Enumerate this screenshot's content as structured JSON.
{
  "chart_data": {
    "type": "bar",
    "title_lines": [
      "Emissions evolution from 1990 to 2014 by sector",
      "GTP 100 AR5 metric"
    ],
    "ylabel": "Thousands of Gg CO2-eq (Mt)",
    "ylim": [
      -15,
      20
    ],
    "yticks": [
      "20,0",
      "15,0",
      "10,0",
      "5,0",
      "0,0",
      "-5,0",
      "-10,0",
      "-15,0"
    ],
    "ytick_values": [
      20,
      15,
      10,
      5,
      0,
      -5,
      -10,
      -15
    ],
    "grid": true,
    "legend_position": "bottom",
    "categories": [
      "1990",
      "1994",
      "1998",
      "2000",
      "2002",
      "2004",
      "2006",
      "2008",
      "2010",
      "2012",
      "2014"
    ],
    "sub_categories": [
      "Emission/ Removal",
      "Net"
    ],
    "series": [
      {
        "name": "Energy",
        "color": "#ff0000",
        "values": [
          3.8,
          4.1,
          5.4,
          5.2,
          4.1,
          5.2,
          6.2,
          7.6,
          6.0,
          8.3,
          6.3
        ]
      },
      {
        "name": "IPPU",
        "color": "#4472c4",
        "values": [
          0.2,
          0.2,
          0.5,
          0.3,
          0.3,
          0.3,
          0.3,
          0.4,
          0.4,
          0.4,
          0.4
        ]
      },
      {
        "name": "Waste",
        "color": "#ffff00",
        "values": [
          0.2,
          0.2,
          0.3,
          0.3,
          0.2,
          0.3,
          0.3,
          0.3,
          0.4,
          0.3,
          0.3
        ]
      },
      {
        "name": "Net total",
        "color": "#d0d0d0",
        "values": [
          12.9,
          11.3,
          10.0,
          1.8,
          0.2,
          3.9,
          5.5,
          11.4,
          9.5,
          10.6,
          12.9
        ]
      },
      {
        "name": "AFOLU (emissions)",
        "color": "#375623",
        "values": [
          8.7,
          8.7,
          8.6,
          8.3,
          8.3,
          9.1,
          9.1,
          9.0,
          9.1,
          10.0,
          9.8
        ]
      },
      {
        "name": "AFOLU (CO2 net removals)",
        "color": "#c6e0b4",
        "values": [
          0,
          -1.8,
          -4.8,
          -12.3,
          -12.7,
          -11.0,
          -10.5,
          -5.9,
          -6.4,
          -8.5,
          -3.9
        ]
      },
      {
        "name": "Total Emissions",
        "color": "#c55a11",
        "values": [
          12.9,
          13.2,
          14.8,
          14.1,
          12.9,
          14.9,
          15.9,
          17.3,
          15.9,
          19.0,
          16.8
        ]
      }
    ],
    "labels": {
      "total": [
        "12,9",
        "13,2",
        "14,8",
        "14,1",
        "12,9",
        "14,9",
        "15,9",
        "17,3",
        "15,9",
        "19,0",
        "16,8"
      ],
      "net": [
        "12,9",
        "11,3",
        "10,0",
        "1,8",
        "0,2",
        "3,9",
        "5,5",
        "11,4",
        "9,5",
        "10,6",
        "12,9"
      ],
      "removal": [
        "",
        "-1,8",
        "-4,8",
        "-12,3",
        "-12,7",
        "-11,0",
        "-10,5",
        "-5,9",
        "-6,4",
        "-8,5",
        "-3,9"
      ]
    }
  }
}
++++++++
| INSTRUCTION |
Repeat the records above in full, character for character.

| COMPLETED TASK |
Enumerate this screenshot's content as structured JSON.
{
  "chart_data": {
    "type": "bar",
    "title_lines": [
      "Emissions evolution from 1990 to 2014 by sector",
      "GTP 100 AR5 metric"
    ],
    "ylabel": "Thousands of Gg CO2-eq (Mt)",
    "ylim": [
      -15,
      20
    ],
    "yticks": [
      "20,0",
      "15,0",
      "10,0",
      "5,0",
      "0,0",
      "-5,0",
      "-10,0",
      "-15,0"
    ],
    "ytick_values": [
      20,
      15,
      10,
      5,
      0,
      -5,
      -10,
      -15
    ],
    "grid": true,
    "legend_position": "bottom",
    "categories": [
      "1990",
      "1994",
      "1998",
      "2000",
      "2002",
      "2004",
      "2006",
      "2008",
      "2010",
      "2012",
      "2014"
    ],
    "sub_categories": [
      "Emission/ Removal",
      "Net"
    ],
    "series": [
      {
        "name": "Energy",
        "color": "#ff0000",
        "values": [
          3.8,
          4.1,
          5.4,
          5.2,
          4.1,
          5.2,
          6.2,
          7.6,
          6.0,
          8.3,
          6.3
        ]
      },
      {
        "name": "IPPU",
        "color": "#4472c4",
        "values": [
          0.2,
          0.2,
          0.5,
          0.3,
          0.3,
          0.3,
          0.3,
          0.4,
          0.4,
          0.4,
          0.4
        ]
      },
      {
        "name": "Waste",
        "color": "#ffff00",
        "values": [
          0.2,
          0.2,
          0.3,
          0.3,
          0.2,
          0.3,
          0.3,
          0.3,
          0.4,
          0.3,
          0.3
        ]
      },
      {
        "name": "Net total",
        "color": "#d0d0d0",
        "values": [
          12.9,
          11.3,
          10.0,
          1.8,
          0.2,
          3.9,
          5.5,
          11.4,
          9.5,
          10.6,
          12.9
        ]
      },
      {
        "name": "AFOLU (emissions)",
        "color": "#375623",
        "values": [
          8.7,
          8.7,
          8.6,
          8.3,
          8.3,
          9.1,
          9.1,
          9.0,
          9.1,
          10.0,
          9.8
        ]
      },
      {
        "name": "AFOLU (CO2 net removals)",
        "color": "#c6e0b4",
        "values": [
          0,
          -1.8,
          -4.8,
          -12.3,
          -12.7,
          -11.0,
          -10.5,
          -5.9,
          -6.4,
          -8.5,
          -3.9
        ]
      },
      {
        "name": "Total Emissions",
        "color": "#c55a11",
        "values": [
          12.9,
          13.2,
          14.8,
          14.1,
          12.9,
          14.9,
          15.9,
          17.3,
          15.9,
          19.0,
          16.8
        ]
      }
    ],
    "labels": {
      "total": [
        "12,9",
        "13,2",
        "14,8",
        "14,1",
        "12,9",
        "14,9",
        "15,9",
        "17,3",
        "15,9",
        "19,0",
        "16,8"
      ],
      "net": [
        "12,9",
        "11,3",
        "10,0",
        "1,8",
        "0,2",
        "3,9",
        "5,5",
        "11,4",
        "9,5",
        "10,6",
        "12,9"
      ],
      "removal": [
        "",
        "-1,8",
        "-4,8",
        "-12,3",
        "-12,7",
        "-11,0",
        "-10,5",
        "-5,9",
        "-6,4",
        "-8,5",
        "-3,9"
      ]
    }
  }
}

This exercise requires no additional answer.